State how many lines of the entries hold the string "category", and output nothing but that count.

Stored entries
----

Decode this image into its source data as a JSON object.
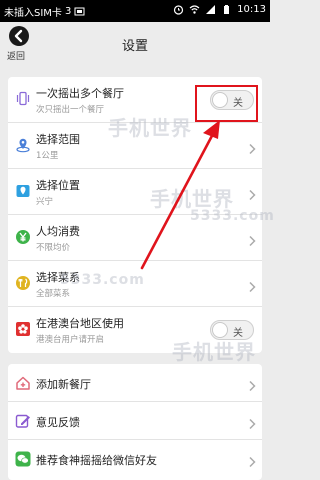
{
  "status_bar": {
    "carrier": "未插入SIM卡",
    "carrier2": "3",
    "time": "10:13"
  },
  "header": {
    "back_label": "返回",
    "title": "设置"
  },
  "settings_group_1": [
    {
      "id": "shake-multiple",
      "title": "一次摇出多个餐厅",
      "subtitle": "次只摇出一个餐厅",
      "control": "toggle",
      "toggle_label": "关",
      "icon": "phone-shake-icon",
      "icon_color": "#8a6ad8"
    },
    {
      "id": "select-range",
      "title": "选择范围",
      "subtitle": "1公里",
      "control": "chevron",
      "icon": "location-range-icon",
      "icon_color": "#4a7fd8"
    },
    {
      "id": "select-location",
      "title": "选择位置",
      "subtitle": "兴宁",
      "control": "chevron",
      "icon": "map-pin-icon",
      "icon_color": "#2ea0e0"
    },
    {
      "id": "avg-spend",
      "title": "人均消费",
      "subtitle": "不限均价",
      "control": "chevron",
      "icon": "yen-icon",
      "icon_color": "#3eb34a"
    },
    {
      "id": "select-cuisine",
      "title": "选择菜系",
      "subtitle": "全部菜系",
      "control": "chevron",
      "icon": "cuisine-icon",
      "icon_color": "#e0b420"
    },
    {
      "id": "hk-macau-tw",
      "title": "在港澳台地区使用",
      "subtitle": "港澳台用户请开启",
      "control": "toggle",
      "toggle_label": "关",
      "icon": "hk-flower-icon",
      "icon_color": "#e03030"
    }
  ],
  "settings_group_2": [
    {
      "id": "add-restaurant",
      "title": "添加新餐厅",
      "icon": "home-add-icon",
      "icon_color": "#e06a7a"
    },
    {
      "id": "feedback",
      "title": "意见反馈",
      "icon": "edit-icon",
      "icon_color": "#8a5ad0"
    },
    {
      "id": "recommend-wechat",
      "title": "推荐食神摇摇给微信好友",
      "icon": "wechat-icon",
      "icon_color": "#3eb34a"
    }
  ],
  "watermarks": [
    "手机世界",
    "5333.com",
    "手机世界",
    "5333.com",
    "手机世界"
  ],
  "annotation_color": "#e0141c"
}
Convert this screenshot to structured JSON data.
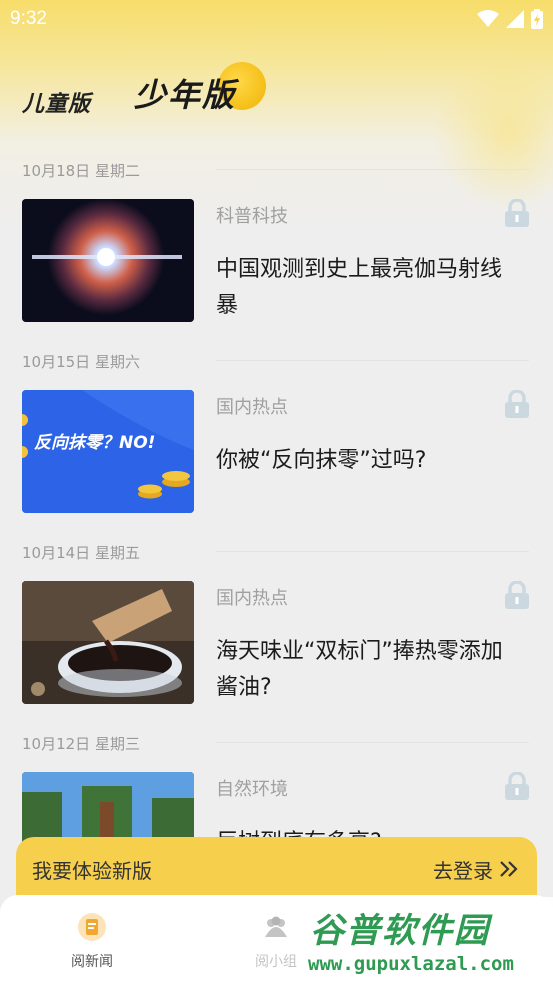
{
  "status_bar": {
    "time": "9:32"
  },
  "tabs": {
    "kids": "儿童版",
    "teen": "少年版"
  },
  "articles": [
    {
      "date": "10月18日 星期二",
      "category": "科普科技",
      "title": "中国观测到史上最亮伽马射线暴"
    },
    {
      "date": "10月15日 星期六",
      "category": "国内热点",
      "title": "你被“反向抹零”过吗?",
      "thumb_text": "反向抹零？NO!"
    },
    {
      "date": "10月14日 星期五",
      "category": "国内热点",
      "title": "海天味业“双标门”捧热零添加酱油?"
    },
    {
      "date": "10月12日 星期三",
      "category": "自然环境",
      "title": "巨树到底有多高?"
    }
  ],
  "banner": {
    "text": "我要体验新版",
    "action": "去登录"
  },
  "bottom_nav": [
    {
      "label": "阅新闻",
      "icon": "news-icon"
    },
    {
      "label": "阅小组",
      "icon": "group-icon"
    }
  ],
  "watermark": {
    "name": "谷普软件园",
    "url": "www.gupuxlazal.com"
  },
  "colors": {
    "accent": "#f6cf4c",
    "lock": "#cbd8df",
    "nav_active": "#f0a832"
  }
}
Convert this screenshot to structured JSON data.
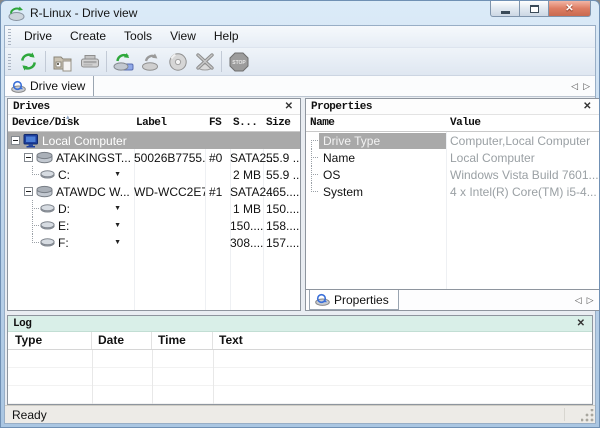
{
  "window": {
    "title": "R-Linux - Drive view",
    "status": "Ready"
  },
  "menu": {
    "items": [
      "Drive",
      "Create",
      "Tools",
      "View",
      "Help"
    ]
  },
  "toolbar": {
    "stop_label": "STOP",
    "buttons": [
      {
        "name": "refresh",
        "enabled": true
      },
      {
        "name": "open-drive-image",
        "enabled": true
      },
      {
        "name": "connect-to-remote",
        "enabled": false
      },
      {
        "name": "scan-drive",
        "enabled": true
      },
      {
        "name": "create-image",
        "enabled": false
      },
      {
        "name": "open-drive-files",
        "enabled": false
      },
      {
        "name": "remove-device",
        "enabled": false
      },
      {
        "name": "stop",
        "enabled": false
      }
    ]
  },
  "tabs": {
    "drive_view": "Drive view"
  },
  "drives": {
    "title": "Drives",
    "columns": [
      "Device/Disk",
      "Label",
      "FS",
      "S...",
      "Size"
    ],
    "rows": [
      {
        "device": "Local Computer",
        "label": "",
        "fs": "",
        "s": "",
        "size": ""
      },
      {
        "device": "ATAKINGST...",
        "label": "50026B7755...",
        "fs": "#0",
        "s": "SATA2...",
        "size": "55.9 ..."
      },
      {
        "device": "C:",
        "label": "",
        "fs": "",
        "s": "2 MB",
        "size": "55.9 ..."
      },
      {
        "device": "ATAWDC W...",
        "label": "WD-WCC2E7...",
        "fs": "#1",
        "s": "SATA2...",
        "size": "465...."
      },
      {
        "device": "D:",
        "label": "",
        "fs": "",
        "s": "1 MB",
        "size": "150...."
      },
      {
        "device": "E:",
        "label": "",
        "fs": "",
        "s": "150....",
        "size": "158...."
      },
      {
        "device": "F:",
        "label": "",
        "fs": "",
        "s": "308....",
        "size": "157...."
      }
    ]
  },
  "properties": {
    "title": "Properties",
    "tab_label": "Properties",
    "columns": [
      "Name",
      "Value"
    ],
    "rows": [
      {
        "name": "Drive Type",
        "value": "Computer,Local Computer"
      },
      {
        "name": "Name",
        "value": "Local Computer"
      },
      {
        "name": "OS",
        "value": "Windows Vista Build 7601..."
      },
      {
        "name": "System",
        "value": "4 x Intel(R) Core(TM) i5-4..."
      }
    ]
  },
  "log": {
    "title": "Log",
    "columns": [
      "Type",
      "Date",
      "Time",
      "Text"
    ]
  },
  "colors": {
    "selection_gray": "#a9a9a9",
    "value_text_gray": "#9aa0a4",
    "log_header_green": "#d9efe8",
    "accent_green": "#2ea83c",
    "close_button_red": "#c96a50",
    "titlebar_blue": "#b9d1e9"
  }
}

----

- [Written answer]
4